REQUIRED TASK 1:
Answer these questions from the piece on intra-African trade:
(a) What does the piece call Africa's greatest asset?
(b) Which factors does it name as encroaching on increasing intra-African trade?
(c) Under "The Motivation of Integration," how can intra-African trade help the continent's small businesses become more competitive?
REQUIRED TASK 2:
Carry on the piece about intra-African trade, starting after its last sentence.
[START PAGE TEXT]
African is a continent in conflict with itself, when our leaders talk about the diplomatic relations of our countries; we know there is more to what meets the ear. Amongst young Africans we hear loud shouts about Robert Sobukwe`s ideologies about pan Africanism but how willing are African to work together to create an Africa that is independent of foreign aid?

African countries would rather export their oil, diamonds and maize to foreign countries rather than to other African countries. Africa can only be freed by the same strategy that has liberated us in the first place as Africans ‘unity’, working together to create a better Africa for all.

 Africa’s greatest asset is not its gold, it’s not its diamonds, but it is its youth working together beyond the limitation of borders and political dipomacy to create economic solutions that are viable for our people. The main factors that encroach on increasing intra-African trade include regional integration, economic diversification, conflict, infrastructure and border issues.

The Motivation of Integration

Although intra-African trade is not a panacea for development, it is quite important. It can help the continent’s small businesses to become more competitive by creating economies of large scale and weeding out big useless corporates that are less productive in the African marketplace. It can establish and strengthen product value chains and facilitate the transfer of technology and knowledge via spill-over effects. And it can incentivize and spur infrastructure development and attract foreign direct investment.
[END PAGE TEXT]
[START GIVEN INFORMATION]
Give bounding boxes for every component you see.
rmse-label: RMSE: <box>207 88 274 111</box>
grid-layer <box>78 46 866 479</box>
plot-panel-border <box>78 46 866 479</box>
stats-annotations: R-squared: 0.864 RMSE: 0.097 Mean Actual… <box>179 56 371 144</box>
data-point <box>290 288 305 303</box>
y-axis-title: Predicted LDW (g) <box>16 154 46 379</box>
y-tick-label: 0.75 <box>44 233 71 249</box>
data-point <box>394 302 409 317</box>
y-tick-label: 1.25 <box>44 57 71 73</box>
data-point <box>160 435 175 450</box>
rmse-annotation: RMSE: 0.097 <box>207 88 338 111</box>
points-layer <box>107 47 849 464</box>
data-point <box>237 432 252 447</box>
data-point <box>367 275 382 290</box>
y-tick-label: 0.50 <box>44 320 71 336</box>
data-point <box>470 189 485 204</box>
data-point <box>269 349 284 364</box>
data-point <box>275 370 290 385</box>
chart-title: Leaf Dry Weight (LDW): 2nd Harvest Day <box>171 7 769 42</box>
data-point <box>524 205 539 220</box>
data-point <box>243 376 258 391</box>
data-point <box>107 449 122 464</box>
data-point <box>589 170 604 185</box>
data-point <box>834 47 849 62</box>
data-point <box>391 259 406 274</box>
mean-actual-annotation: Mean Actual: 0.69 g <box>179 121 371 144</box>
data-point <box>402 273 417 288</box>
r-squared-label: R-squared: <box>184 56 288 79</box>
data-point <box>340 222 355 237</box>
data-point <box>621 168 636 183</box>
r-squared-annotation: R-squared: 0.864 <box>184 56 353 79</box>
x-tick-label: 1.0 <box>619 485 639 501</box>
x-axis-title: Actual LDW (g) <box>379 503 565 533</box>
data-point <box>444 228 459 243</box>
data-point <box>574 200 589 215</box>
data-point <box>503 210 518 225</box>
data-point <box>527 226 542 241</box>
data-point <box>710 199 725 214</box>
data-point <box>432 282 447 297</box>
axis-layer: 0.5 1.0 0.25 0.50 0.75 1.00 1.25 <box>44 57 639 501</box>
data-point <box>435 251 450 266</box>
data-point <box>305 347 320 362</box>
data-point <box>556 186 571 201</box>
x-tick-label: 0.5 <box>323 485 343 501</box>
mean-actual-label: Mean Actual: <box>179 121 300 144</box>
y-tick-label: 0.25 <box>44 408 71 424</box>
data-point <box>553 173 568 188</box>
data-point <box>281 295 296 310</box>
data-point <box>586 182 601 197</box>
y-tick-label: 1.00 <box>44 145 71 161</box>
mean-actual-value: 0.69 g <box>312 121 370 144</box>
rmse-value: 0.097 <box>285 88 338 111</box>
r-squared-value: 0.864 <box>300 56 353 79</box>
[END GIVEN INFORMATION]
FINAL ANSWER 1:
(a) Its youth working together beyond the limitation of borders and political diplomacy to create economic solutions that are viable for its people.
(b) Regional integration, economic diversification, conflict, infrastructure and border issues.
(c) By creating economies of large scale and weeding out big, useless corporates that are less productive in the African marketplace.

FINAL ANSWER 2:
For these reasons, expanding intra-African trade is a key to accelerating economic growth on the continent. It is especially important for the continent’s many small, non-coastal countries that face tremendous challenges trading internationally. Unfortunately, however, Africa’s current internal trade is low. Most of its exports go to the world’s advanced economies like the US,UK and China, and most of its imports come from those same advanced economies.

Economic Diversification

Many African countries specialize in the same products as their neighbours, especially commodities like oil and gas. With few complementary goods to exchange with each other, these countries cannot exploit the gains to be made via comparative advantage.

Conflict

Political tension, conflict and violence also diminish the capacity for African states to engage in intracontinental trade. These factors lead to low levels of economic growth, destroy needed export infrastructure, and slow and reverse regional integration.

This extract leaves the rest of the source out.